ABOUT THIS TASK: Please return each record below exactly, with nothing left out.

[Data extracted from a collection]
════════════════
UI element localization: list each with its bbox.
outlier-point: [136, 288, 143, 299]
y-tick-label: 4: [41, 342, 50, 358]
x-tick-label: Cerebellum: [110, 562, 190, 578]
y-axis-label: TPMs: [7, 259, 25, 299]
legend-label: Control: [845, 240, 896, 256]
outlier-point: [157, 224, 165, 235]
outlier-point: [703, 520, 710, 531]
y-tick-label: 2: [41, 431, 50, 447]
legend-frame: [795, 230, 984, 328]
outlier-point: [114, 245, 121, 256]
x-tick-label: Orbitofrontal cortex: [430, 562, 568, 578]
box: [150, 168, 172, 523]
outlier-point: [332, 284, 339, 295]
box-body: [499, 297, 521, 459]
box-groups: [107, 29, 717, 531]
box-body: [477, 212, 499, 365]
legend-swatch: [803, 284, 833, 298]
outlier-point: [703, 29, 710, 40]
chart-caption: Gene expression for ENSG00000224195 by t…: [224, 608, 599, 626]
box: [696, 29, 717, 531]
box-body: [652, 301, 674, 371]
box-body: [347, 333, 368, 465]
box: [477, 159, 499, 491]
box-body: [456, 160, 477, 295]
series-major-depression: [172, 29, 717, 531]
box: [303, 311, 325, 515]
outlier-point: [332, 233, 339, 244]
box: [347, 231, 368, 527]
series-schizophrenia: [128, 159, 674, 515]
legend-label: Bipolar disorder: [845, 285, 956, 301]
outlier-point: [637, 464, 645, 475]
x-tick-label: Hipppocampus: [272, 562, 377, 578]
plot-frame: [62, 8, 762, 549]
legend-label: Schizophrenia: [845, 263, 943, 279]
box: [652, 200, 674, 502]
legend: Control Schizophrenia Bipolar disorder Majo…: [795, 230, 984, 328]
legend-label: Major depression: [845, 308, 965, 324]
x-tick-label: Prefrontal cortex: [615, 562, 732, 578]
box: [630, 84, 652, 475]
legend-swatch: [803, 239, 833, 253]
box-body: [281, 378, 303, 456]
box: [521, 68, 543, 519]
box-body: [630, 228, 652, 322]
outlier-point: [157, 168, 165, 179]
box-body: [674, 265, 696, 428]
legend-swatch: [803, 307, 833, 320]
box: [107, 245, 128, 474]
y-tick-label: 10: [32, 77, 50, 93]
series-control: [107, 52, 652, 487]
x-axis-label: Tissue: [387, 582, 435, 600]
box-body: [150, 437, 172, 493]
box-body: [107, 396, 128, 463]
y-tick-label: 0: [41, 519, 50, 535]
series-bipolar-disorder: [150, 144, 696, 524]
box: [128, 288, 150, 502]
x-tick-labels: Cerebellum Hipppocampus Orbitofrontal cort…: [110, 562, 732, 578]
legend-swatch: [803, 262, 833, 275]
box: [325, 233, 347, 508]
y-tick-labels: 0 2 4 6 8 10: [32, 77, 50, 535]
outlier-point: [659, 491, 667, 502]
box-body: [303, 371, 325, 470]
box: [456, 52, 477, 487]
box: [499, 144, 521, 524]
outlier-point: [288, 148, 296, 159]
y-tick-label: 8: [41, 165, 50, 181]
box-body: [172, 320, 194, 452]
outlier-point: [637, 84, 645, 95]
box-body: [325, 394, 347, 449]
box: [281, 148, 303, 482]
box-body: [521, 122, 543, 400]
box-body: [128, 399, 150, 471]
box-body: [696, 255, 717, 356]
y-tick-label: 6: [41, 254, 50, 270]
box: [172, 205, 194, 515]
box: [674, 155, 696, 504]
════════════════
SOLUTION BELOW:
UI element localization: list each with its bbox.
outlier-point: [136, 288, 143, 299]
y-tick-label: 4: [41, 342, 50, 358]
x-tick-label: Cerebellum: [110, 562, 190, 578]
y-axis-label: TPMs: [7, 259, 25, 299]
legend-label: Control: [845, 240, 896, 256]
outlier-point: [157, 224, 165, 235]
outlier-point: [703, 520, 710, 531]
y-tick-label: 2: [41, 431, 50, 447]
legend-frame: [795, 230, 984, 328]
outlier-point: [114, 245, 121, 256]
x-tick-label: Orbitofrontal cortex: [430, 562, 568, 578]
box: [150, 168, 172, 523]
outlier-point: [332, 284, 339, 295]
box-body: [499, 297, 521, 459]
box-groups: [107, 29, 717, 531]
box-body: [477, 212, 499, 365]
legend-swatch: [803, 284, 833, 298]
outlier-point: [703, 29, 710, 40]
chart-caption: Gene expression for ENSG00000224195 by t…: [224, 608, 599, 626]
box: [696, 29, 717, 531]
box-body: [652, 301, 674, 371]
box-body: [347, 333, 368, 465]
box: [477, 159, 499, 491]
box-body: [456, 160, 477, 295]
series-major-depression: [172, 29, 717, 531]
box: [303, 311, 325, 515]
outlier-point: [332, 233, 339, 244]
box: [347, 231, 368, 527]
series-schizophrenia: [128, 159, 674, 515]
legend-label: Bipolar disorder: [845, 285, 956, 301]
outlier-point: [637, 464, 645, 475]
x-tick-label: Hipppocampus: [272, 562, 377, 578]
plot-frame: [62, 8, 762, 549]
legend-label: Schizophrenia: [845, 263, 943, 279]
box: [652, 200, 674, 502]
legend: Control Schizophrenia Bipolar disorder Majo…: [795, 230, 984, 328]
legend-label: Major depression: [845, 308, 965, 324]
x-tick-label: Prefrontal cortex: [615, 562, 732, 578]
box: [630, 84, 652, 475]
legend-swatch: [803, 239, 833, 253]
box-body: [281, 378, 303, 456]
box: [521, 68, 543, 519]
box-body: [630, 228, 652, 322]
outlier-point: [157, 168, 165, 179]
box-body: [674, 265, 696, 428]
legend-swatch: [803, 307, 833, 320]
box: [107, 245, 128, 474]
y-tick-label: 10: [32, 77, 50, 93]
series-control: [107, 52, 652, 487]
x-axis-label: Tissue: [387, 582, 435, 600]
box-body: [150, 437, 172, 493]
box-body: [107, 396, 128, 463]
y-tick-label: 0: [41, 519, 50, 535]
series-bipolar-disorder: [150, 144, 696, 524]
box: [128, 288, 150, 502]
x-tick-labels: Cerebellum Hipppocampus Orbitofrontal cort…: [110, 562, 732, 578]
legend-swatch: [803, 262, 833, 275]
box: [325, 233, 347, 508]
y-tick-labels: 0 2 4 6 8 10: [32, 77, 50, 535]
outlier-point: [659, 491, 667, 502]
box-body: [303, 371, 325, 470]
box: [456, 52, 477, 487]
box: [499, 144, 521, 524]
outlier-point: [288, 148, 296, 159]
y-tick-label: 8: [41, 165, 50, 181]
box-body: [172, 320, 194, 452]
outlier-point: [637, 84, 645, 95]
box-body: [325, 394, 347, 449]
box: [281, 148, 303, 482]
box-body: [521, 122, 543, 400]
box-body: [128, 399, 150, 471]
box-body: [696, 255, 717, 356]
y-tick-label: 6: [41, 254, 50, 270]
box: [172, 205, 194, 515]
box: [674, 155, 696, 504]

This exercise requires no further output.